» Set exercise: Each record below must be returned exactly as shown.

» Entries supplied:
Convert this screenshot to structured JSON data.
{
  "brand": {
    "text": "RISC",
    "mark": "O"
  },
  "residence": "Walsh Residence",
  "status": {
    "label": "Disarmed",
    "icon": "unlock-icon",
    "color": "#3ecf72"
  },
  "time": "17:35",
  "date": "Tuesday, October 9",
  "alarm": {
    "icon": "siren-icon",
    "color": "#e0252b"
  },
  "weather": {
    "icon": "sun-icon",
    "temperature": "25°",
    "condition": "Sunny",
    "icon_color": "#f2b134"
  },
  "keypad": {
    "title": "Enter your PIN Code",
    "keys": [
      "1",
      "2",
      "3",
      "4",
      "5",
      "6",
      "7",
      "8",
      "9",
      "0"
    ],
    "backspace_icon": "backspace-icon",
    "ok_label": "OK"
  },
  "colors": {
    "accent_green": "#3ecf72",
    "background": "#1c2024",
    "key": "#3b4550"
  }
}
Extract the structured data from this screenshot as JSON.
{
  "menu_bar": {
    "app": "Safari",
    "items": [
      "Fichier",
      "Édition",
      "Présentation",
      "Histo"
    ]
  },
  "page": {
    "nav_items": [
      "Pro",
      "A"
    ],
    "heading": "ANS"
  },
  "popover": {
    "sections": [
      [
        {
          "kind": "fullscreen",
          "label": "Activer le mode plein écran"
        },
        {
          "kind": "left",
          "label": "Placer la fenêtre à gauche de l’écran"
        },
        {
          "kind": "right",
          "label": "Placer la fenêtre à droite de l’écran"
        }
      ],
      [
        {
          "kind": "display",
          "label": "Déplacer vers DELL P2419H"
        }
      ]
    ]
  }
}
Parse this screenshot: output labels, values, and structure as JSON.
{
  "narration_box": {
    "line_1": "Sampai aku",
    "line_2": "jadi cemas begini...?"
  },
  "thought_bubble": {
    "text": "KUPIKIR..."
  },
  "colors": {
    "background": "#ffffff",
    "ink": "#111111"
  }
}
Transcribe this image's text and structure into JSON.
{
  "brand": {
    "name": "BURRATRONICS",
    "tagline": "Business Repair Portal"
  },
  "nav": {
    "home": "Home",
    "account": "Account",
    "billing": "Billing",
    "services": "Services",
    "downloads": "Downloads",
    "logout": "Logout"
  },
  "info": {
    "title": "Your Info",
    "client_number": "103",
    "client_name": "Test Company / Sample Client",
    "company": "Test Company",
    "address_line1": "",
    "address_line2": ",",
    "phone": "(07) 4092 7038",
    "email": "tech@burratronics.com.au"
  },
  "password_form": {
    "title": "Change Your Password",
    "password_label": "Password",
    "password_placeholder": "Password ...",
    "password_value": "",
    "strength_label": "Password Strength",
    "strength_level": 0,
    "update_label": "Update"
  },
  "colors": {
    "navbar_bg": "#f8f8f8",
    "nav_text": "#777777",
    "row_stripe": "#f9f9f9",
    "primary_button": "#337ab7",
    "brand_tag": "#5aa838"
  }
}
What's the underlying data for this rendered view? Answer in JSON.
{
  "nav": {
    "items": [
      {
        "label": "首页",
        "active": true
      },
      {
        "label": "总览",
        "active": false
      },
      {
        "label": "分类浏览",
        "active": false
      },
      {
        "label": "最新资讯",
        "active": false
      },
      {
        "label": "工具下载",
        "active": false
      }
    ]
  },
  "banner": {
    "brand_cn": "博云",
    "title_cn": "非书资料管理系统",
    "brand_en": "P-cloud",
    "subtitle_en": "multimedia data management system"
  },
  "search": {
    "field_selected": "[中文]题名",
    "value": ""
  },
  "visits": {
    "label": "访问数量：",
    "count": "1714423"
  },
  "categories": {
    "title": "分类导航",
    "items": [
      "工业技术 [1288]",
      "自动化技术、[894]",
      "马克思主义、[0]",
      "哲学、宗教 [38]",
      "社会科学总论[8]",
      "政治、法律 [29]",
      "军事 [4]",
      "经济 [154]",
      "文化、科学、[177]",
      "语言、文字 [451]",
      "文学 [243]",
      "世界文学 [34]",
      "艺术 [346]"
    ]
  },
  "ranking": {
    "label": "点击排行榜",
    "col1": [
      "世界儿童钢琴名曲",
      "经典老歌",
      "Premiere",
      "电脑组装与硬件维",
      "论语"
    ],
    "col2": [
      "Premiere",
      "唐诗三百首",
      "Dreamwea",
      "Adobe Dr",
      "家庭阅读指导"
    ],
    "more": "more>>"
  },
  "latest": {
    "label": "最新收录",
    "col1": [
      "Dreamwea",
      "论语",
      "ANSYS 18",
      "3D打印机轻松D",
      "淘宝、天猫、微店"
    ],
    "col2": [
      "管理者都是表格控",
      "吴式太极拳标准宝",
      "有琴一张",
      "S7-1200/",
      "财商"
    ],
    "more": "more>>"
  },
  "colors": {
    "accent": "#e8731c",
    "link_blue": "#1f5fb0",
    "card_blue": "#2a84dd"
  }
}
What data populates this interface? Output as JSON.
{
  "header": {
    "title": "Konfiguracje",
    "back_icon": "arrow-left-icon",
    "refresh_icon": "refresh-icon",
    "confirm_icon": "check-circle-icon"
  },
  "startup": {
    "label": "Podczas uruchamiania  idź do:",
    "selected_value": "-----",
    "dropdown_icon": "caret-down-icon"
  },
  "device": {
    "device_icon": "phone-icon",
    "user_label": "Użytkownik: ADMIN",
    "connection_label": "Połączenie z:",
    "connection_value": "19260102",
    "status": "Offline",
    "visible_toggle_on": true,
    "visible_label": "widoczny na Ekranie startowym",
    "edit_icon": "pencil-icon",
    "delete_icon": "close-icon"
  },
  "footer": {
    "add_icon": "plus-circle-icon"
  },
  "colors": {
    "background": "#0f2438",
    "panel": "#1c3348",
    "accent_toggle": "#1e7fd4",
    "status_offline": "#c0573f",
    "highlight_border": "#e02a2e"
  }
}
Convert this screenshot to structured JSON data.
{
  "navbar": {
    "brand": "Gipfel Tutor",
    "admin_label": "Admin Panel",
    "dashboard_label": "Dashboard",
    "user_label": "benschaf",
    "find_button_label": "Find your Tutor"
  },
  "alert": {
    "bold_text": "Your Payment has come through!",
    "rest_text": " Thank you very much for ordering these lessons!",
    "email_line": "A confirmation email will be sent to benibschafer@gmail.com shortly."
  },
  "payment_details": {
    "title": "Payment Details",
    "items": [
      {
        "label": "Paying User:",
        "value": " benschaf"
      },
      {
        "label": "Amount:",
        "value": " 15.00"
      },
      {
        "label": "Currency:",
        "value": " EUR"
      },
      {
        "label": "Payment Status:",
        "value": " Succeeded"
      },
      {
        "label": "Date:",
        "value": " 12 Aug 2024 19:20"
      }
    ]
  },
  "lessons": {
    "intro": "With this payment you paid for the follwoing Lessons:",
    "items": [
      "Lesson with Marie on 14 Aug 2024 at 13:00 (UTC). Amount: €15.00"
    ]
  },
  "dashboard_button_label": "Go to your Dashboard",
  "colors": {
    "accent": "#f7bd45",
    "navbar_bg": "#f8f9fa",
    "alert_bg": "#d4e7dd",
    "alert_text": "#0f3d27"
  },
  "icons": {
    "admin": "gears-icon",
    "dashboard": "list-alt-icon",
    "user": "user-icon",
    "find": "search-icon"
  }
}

» Result of the exercise:
Convert this screenshot to structured JSON data.
{
  "brand": {
    "text": "RISC",
    "mark": "O"
  },
  "residence": "Walsh Residence",
  "status": {
    "label": "Disarmed",
    "icon": "unlock-icon",
    "color": "#3ecf72"
  },
  "time": "17:35",
  "date": "Tuesday, October 9",
  "alarm": {
    "icon": "siren-icon",
    "color": "#e0252b"
  },
  "weather": {
    "icon": "sun-icon",
    "temperature": "25°",
    "condition": "Sunny",
    "icon_color": "#f2b134"
  },
  "keypad": {
    "title": "Enter your PIN Code",
    "keys": [
      "1",
      "2",
      "3",
      "4",
      "5",
      "6",
      "7",
      "8",
      "9",
      "0"
    ],
    "backspace_icon": "backspace-icon",
    "ok_label": "OK"
  },
  "colors": {
    "accent_green": "#3ecf72",
    "background": "#1c2024",
    "key": "#3b4550"
  }
}
Extract the structured data from this screenshot as JSON.
{
  "menu_bar": {
    "app": "Safari",
    "items": [
      "Fichier",
      "Édition",
      "Présentation",
      "Histo"
    ]
  },
  "page": {
    "nav_items": [
      "Pro",
      "A"
    ],
    "heading": "ANS"
  },
  "popover": {
    "sections": [
      [
        {
          "kind": "fullscreen",
          "label": "Activer le mode plein écran"
        },
        {
          "kind": "left",
          "label": "Placer la fenêtre à gauche de l’écran"
        },
        {
          "kind": "right",
          "label": "Placer la fenêtre à droite de l’écran"
        }
      ],
      [
        {
          "kind": "display",
          "label": "Déplacer vers DELL P2419H"
        }
      ]
    ]
  }
}
Parse this screenshot: output labels, values, and structure as JSON.
{
  "narration_box": {
    "line_1": "Sampai aku",
    "line_2": "jadi cemas begini...?"
  },
  "thought_bubble": {
    "text": "KUPIKIR..."
  },
  "colors": {
    "background": "#ffffff",
    "ink": "#111111"
  }
}
Transcribe this image's text and structure into JSON.
{
  "brand": {
    "name": "BURRATRONICS",
    "tagline": "Business Repair Portal"
  },
  "nav": {
    "home": "Home",
    "account": "Account",
    "billing": "Billing",
    "services": "Services",
    "downloads": "Downloads",
    "logout": "Logout"
  },
  "info": {
    "title": "Your Info",
    "client_number": "103",
    "client_name": "Test Company / Sample Client",
    "company": "Test Company",
    "address_line1": "",
    "address_line2": ",",
    "phone": "(07) 4092 7038",
    "email": "tech@burratronics.com.au"
  },
  "password_form": {
    "title": "Change Your Password",
    "password_label": "Password",
    "password_placeholder": "Password ...",
    "password_value": "",
    "strength_label": "Password Strength",
    "strength_level": 0,
    "update_label": "Update"
  },
  "colors": {
    "navbar_bg": "#f8f8f8",
    "nav_text": "#777777",
    "row_stripe": "#f9f9f9",
    "primary_button": "#337ab7",
    "brand_tag": "#5aa838"
  }
}
What's the underlying data for this rendered view? Answer in JSON.
{
  "nav": {
    "items": [
      {
        "label": "首页",
        "active": true
      },
      {
        "label": "总览",
        "active": false
      },
      {
        "label": "分类浏览",
        "active": false
      },
      {
        "label": "最新资讯",
        "active": false
      },
      {
        "label": "工具下载",
        "active": false
      }
    ]
  },
  "banner": {
    "brand_cn": "博云",
    "title_cn": "非书资料管理系统",
    "brand_en": "P-cloud",
    "subtitle_en": "multimedia data management system"
  },
  "search": {
    "field_selected": "[中文]题名",
    "value": ""
  },
  "visits": {
    "label": "访问数量：",
    "count": "1714423"
  },
  "categories": {
    "title": "分类导航",
    "items": [
      "工业技术 [1288]",
      "自动化技术、[894]",
      "马克思主义、[0]",
      "哲学、宗教 [38]",
      "社会科学总论[8]",
      "政治、法律 [29]",
      "军事 [4]",
      "经济 [154]",
      "文化、科学、[177]",
      "语言、文字 [451]",
      "文学 [243]",
      "世界文学 [34]",
      "艺术 [346]"
    ]
  },
  "ranking": {
    "label": "点击排行榜",
    "col1": [
      "世界儿童钢琴名曲",
      "经典老歌",
      "Premiere",
      "电脑组装与硬件维",
      "论语"
    ],
    "col2": [
      "Premiere",
      "唐诗三百首",
      "Dreamwea",
      "Adobe Dr",
      "家庭阅读指导"
    ],
    "more": "more>>"
  },
  "latest": {
    "label": "最新收录",
    "col1": [
      "Dreamwea",
      "论语",
      "ANSYS 18",
      "3D打印机轻松D",
      "淘宝、天猫、微店"
    ],
    "col2": [
      "管理者都是表格控",
      "吴式太极拳标准宝",
      "有琴一张",
      "S7-1200/",
      "财商"
    ],
    "more": "more>>"
  },
  "colors": {
    "accent": "#e8731c",
    "link_blue": "#1f5fb0",
    "card_blue": "#2a84dd"
  }
}
What data populates this interface? Output as JSON.
{
  "header": {
    "title": "Konfiguracje",
    "back_icon": "arrow-left-icon",
    "refresh_icon": "refresh-icon",
    "confirm_icon": "check-circle-icon"
  },
  "startup": {
    "label": "Podczas uruchamiania  idź do:",
    "selected_value": "-----",
    "dropdown_icon": "caret-down-icon"
  },
  "device": {
    "device_icon": "phone-icon",
    "user_label": "Użytkownik: ADMIN",
    "connection_label": "Połączenie z:",
    "connection_value": "19260102",
    "status": "Offline",
    "visible_toggle_on": true,
    "visible_label": "widoczny na Ekranie startowym",
    "edit_icon": "pencil-icon",
    "delete_icon": "close-icon"
  },
  "footer": {
    "add_icon": "plus-circle-icon"
  },
  "colors": {
    "background": "#0f2438",
    "panel": "#1c3348",
    "accent_toggle": "#1e7fd4",
    "status_offline": "#c0573f",
    "highlight_border": "#e02a2e"
  }
}
Convert this screenshot to structured JSON data.
{
  "navbar": {
    "brand": "Gipfel Tutor",
    "admin_label": "Admin Panel",
    "dashboard_label": "Dashboard",
    "user_label": "benschaf",
    "find_button_label": "Find your Tutor"
  },
  "alert": {
    "bold_text": "Your Payment has come through!",
    "rest_text": " Thank you very much for ordering these lessons!",
    "email_line": "A confirmation email will be sent to benibschafer@gmail.com shortly."
  },
  "payment_details": {
    "title": "Payment Details",
    "items": [
      {
        "label": "Paying User:",
        "value": " benschaf"
      },
      {
        "label": "Amount:",
        "value": " 15.00"
      },
      {
        "label": "Currency:",
        "value": " EUR"
      },
      {
        "label": "Payment Status:",
        "value": " Succeeded"
      },
      {
        "label": "Date:",
        "value": " 12 Aug 2024 19:20"
      }
    ]
  },
  "lessons": {
    "intro": "With this payment you paid for the follwoing Lessons:",
    "items": [
      "Lesson with Marie on 14 Aug 2024 at 13:00 (UTC). Amount: €15.00"
    ]
  },
  "dashboard_button_label": "Go to your Dashboard",
  "colors": {
    "accent": "#f7bd45",
    "navbar_bg": "#f8f9fa",
    "alert_bg": "#d4e7dd",
    "alert_text": "#0f3d27"
  },
  "icons": {
    "admin": "gears-icon",
    "dashboard": "list-alt-icon",
    "user": "user-icon",
    "find": "search-icon"
  }
}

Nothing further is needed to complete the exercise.